Count the lines of the items below that contain the string "Standard", with case taken into account, and give only the number.

Part of a data file
# # # # #

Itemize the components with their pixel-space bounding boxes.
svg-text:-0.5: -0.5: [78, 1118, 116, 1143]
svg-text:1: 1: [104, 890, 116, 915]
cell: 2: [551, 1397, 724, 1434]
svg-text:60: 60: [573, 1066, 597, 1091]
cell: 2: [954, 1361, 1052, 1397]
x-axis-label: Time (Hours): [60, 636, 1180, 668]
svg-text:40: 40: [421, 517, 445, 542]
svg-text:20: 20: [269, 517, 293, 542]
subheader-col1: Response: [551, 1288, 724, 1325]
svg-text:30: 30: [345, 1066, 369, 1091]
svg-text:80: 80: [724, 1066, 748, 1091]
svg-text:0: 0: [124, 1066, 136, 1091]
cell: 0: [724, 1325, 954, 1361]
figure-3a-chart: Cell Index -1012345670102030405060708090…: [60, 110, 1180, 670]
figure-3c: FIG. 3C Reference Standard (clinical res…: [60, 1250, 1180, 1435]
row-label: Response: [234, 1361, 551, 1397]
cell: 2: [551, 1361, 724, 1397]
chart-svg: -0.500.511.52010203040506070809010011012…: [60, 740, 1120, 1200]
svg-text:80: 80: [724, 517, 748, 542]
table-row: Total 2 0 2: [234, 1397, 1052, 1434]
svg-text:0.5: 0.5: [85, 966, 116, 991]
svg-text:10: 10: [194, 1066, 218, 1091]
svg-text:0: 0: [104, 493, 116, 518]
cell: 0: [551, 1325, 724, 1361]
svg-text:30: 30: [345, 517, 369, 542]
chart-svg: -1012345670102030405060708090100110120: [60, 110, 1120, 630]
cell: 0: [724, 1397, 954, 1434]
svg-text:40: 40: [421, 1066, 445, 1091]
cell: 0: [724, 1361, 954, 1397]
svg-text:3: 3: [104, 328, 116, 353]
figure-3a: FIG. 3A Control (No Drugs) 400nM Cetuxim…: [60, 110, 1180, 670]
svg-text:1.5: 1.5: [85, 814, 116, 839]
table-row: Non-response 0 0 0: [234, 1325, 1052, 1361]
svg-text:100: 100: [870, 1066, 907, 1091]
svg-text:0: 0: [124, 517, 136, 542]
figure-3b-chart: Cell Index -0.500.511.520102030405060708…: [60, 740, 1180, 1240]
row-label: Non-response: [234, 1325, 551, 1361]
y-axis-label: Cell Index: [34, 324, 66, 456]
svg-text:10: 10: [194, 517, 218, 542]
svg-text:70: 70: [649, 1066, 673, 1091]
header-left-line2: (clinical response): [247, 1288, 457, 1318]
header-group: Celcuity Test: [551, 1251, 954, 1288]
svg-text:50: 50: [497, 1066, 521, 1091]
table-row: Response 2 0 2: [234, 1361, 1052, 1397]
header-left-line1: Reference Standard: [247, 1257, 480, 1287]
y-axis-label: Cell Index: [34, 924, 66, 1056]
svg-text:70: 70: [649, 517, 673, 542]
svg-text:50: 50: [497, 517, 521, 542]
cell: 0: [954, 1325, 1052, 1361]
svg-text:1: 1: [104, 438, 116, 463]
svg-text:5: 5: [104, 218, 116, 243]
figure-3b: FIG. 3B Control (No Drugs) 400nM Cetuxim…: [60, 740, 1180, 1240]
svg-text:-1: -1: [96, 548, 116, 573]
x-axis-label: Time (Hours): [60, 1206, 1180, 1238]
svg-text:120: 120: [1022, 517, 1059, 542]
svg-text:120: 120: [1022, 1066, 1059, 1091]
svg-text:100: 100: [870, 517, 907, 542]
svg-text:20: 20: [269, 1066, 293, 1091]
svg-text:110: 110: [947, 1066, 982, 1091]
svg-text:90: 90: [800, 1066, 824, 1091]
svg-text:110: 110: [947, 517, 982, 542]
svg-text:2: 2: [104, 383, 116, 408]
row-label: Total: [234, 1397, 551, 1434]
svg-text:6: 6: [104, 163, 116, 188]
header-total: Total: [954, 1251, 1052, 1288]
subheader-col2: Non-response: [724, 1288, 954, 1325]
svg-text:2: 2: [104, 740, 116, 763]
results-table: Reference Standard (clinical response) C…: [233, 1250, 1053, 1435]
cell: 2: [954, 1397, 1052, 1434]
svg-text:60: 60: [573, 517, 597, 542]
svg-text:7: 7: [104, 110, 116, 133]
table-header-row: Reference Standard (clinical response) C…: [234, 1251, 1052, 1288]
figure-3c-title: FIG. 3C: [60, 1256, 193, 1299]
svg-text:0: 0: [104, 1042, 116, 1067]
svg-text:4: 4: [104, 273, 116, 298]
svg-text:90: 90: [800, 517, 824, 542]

# # # # #

## Full response
4